### [Aim]
Where a line holds the word "Público", copy that line.

Stored data entries
>> Begin
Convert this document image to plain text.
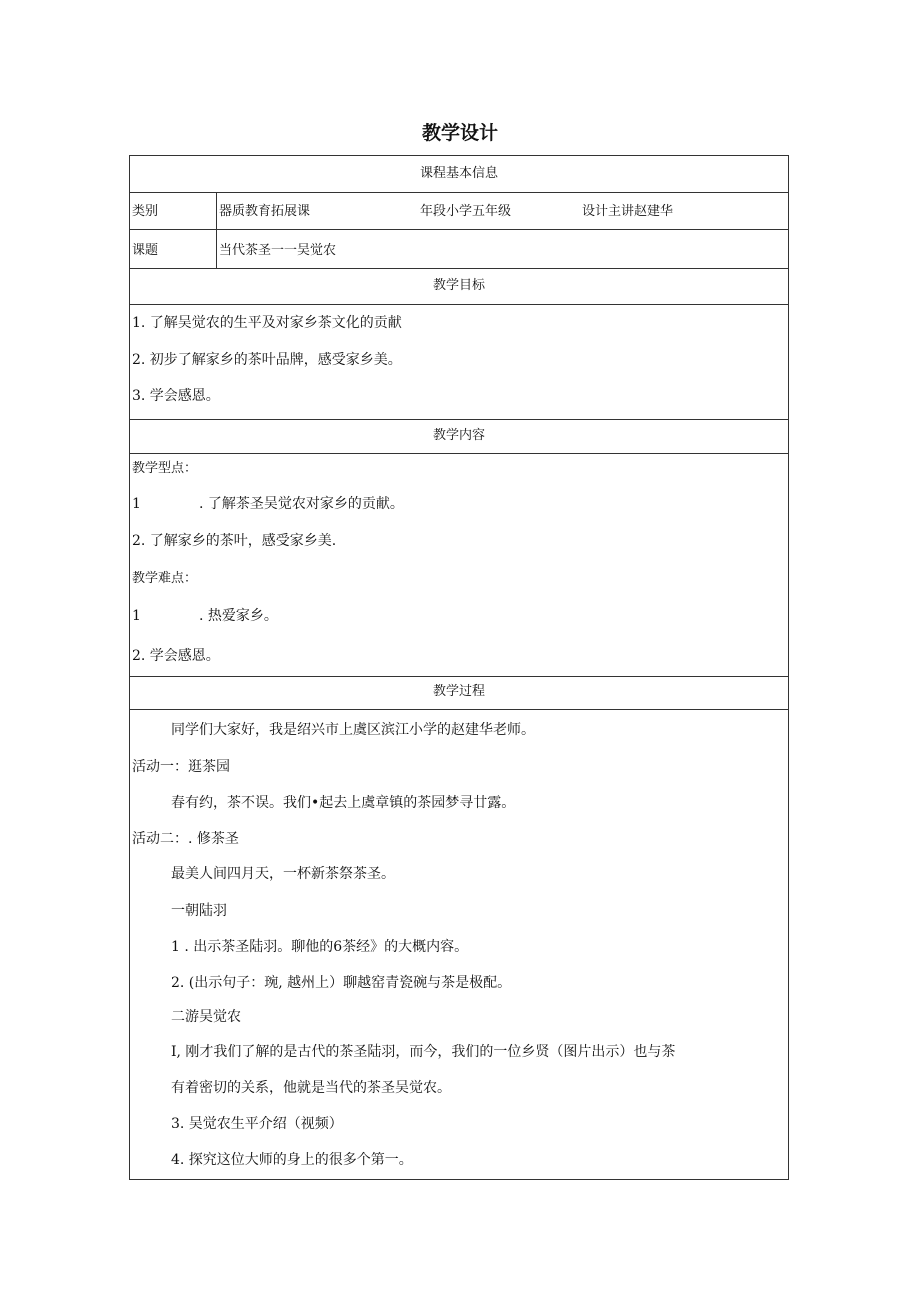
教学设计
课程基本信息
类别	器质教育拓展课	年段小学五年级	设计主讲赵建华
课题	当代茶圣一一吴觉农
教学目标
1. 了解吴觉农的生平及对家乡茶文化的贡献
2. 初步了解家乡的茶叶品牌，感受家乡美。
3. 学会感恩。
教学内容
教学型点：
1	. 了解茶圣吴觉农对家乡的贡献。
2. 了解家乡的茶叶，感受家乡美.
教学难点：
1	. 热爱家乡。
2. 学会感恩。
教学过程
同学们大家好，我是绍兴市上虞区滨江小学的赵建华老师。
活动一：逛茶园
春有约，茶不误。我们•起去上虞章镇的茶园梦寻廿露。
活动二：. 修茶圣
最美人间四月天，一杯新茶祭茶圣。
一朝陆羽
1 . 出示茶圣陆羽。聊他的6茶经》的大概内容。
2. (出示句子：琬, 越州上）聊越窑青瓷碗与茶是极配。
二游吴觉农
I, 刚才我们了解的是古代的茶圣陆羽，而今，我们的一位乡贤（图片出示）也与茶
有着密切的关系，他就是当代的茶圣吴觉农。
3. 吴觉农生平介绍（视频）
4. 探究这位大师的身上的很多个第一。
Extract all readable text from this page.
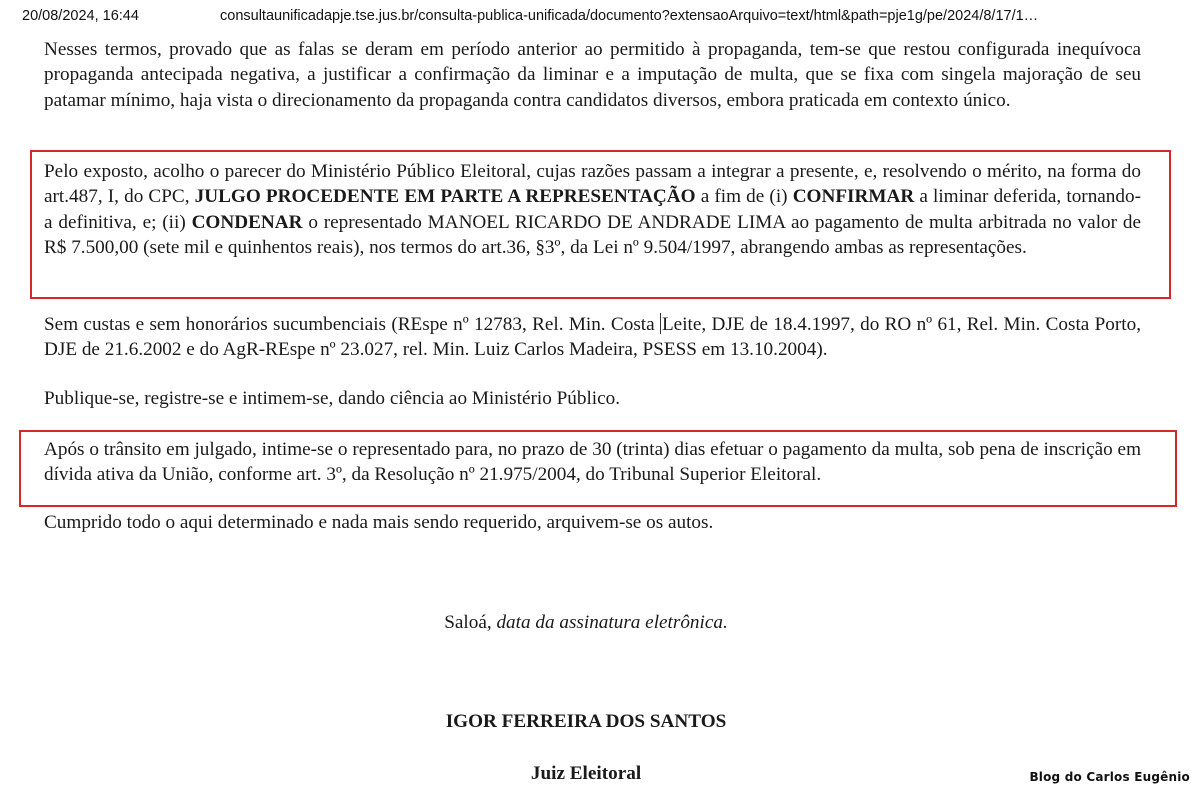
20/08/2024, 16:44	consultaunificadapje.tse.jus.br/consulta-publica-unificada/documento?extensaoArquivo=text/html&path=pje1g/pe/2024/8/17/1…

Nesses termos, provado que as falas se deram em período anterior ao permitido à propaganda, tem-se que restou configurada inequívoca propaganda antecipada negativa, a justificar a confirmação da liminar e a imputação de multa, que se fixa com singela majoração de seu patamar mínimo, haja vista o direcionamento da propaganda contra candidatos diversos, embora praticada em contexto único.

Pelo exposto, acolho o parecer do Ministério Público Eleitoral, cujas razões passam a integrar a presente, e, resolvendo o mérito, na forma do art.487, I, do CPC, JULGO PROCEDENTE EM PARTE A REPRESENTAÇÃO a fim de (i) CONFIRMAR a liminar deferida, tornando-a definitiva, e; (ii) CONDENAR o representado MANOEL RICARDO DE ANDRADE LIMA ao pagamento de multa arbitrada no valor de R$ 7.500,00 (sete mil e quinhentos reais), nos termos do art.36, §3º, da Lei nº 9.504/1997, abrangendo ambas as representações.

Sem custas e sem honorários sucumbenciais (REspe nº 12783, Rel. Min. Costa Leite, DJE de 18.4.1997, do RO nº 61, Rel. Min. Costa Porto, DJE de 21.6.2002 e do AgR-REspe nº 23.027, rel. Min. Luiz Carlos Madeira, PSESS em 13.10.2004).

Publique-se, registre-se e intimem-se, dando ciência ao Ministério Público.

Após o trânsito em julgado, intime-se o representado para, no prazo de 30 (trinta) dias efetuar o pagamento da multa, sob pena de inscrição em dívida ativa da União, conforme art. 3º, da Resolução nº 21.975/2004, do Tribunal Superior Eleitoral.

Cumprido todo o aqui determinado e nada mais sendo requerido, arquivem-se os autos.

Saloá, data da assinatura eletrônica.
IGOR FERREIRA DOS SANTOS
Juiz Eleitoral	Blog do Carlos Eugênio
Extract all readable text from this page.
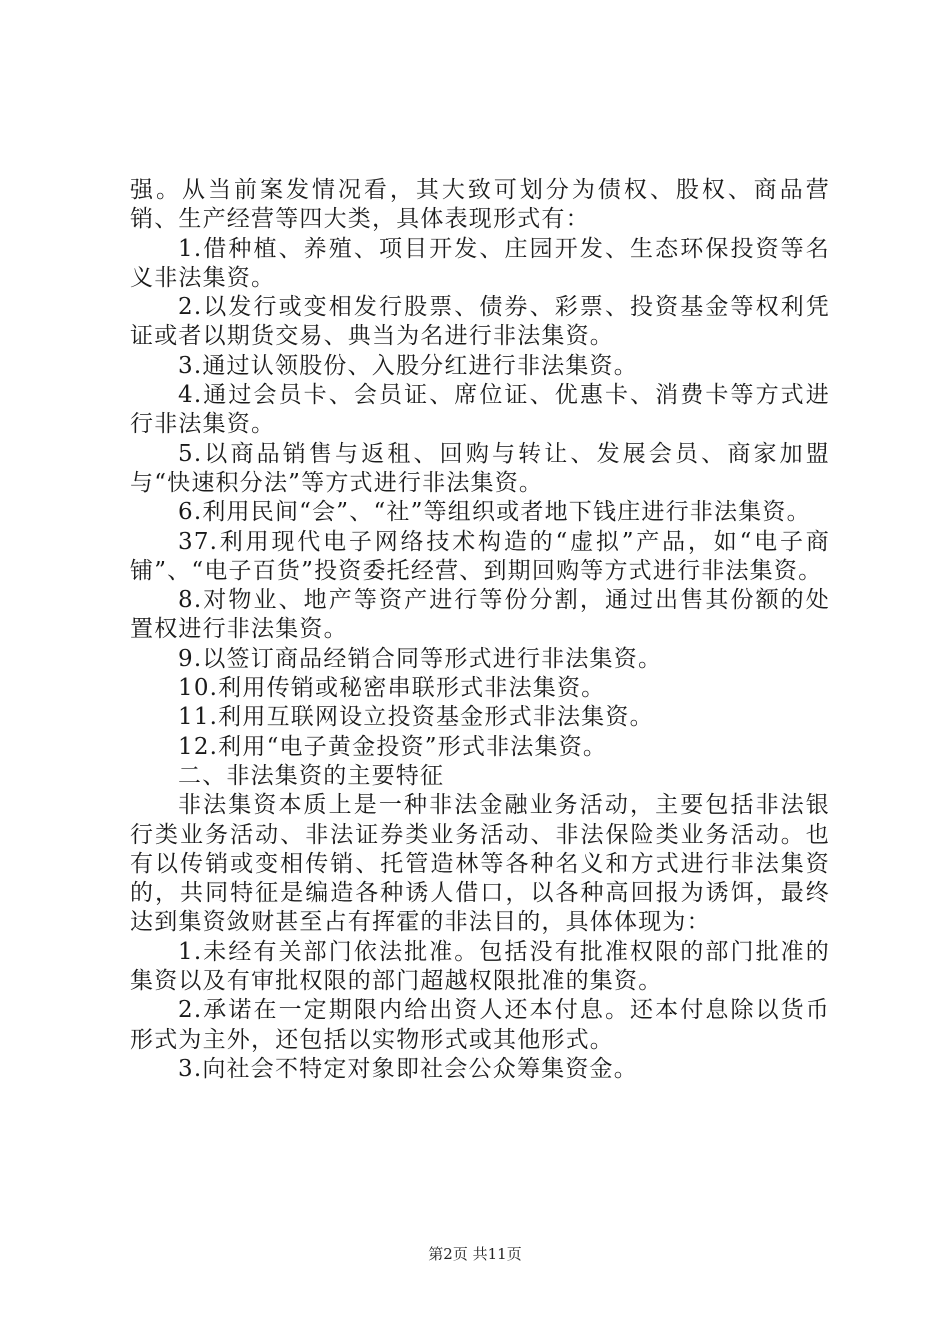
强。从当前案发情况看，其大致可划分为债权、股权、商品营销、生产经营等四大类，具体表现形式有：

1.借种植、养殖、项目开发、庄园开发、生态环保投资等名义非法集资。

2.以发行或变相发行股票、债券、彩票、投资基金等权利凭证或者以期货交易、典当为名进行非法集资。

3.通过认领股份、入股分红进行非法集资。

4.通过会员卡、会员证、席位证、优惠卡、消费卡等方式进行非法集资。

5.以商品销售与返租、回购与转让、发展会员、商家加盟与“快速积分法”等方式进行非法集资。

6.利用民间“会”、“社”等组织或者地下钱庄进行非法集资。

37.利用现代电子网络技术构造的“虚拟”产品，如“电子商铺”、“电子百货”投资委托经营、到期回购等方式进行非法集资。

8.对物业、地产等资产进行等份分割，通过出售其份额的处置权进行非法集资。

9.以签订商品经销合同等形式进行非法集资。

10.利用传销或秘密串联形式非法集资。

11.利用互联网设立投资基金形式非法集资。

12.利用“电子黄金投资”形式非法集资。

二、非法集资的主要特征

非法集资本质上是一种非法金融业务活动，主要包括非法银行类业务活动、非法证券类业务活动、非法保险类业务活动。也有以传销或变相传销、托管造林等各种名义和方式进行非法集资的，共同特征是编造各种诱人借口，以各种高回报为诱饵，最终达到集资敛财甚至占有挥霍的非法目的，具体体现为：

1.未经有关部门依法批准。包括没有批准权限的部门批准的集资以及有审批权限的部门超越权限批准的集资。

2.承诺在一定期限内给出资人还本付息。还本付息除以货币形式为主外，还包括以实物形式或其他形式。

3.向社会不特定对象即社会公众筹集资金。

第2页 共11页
>> End
### [Expected output]
Pelo exposto, acolho o parecer do Ministério Público Eleitoral, cujas razões passam a integrar a presente, e, resolvendo o mérito, na forma do art.487, I, do CPC, JULGO PROCEDENTE EM PARTE A REPRESENTAÇÃO a fim de (i) CONFIRMAR a liminar deferida, tornando-a definitiva, e; (ii) CONDENAR o representado MANOEL RICARDO DE ANDRADE LIMA ao pagamento de multa arbitrada no valor de R$ 7.500,00 (sete mil e quinhentos reais), nos termos do art.36, §3º, da Lei nº 9.504/1997, abrangendo ambas as representações.
Publique-se, registre-se e intimem-se, dando ciência ao Ministério Público.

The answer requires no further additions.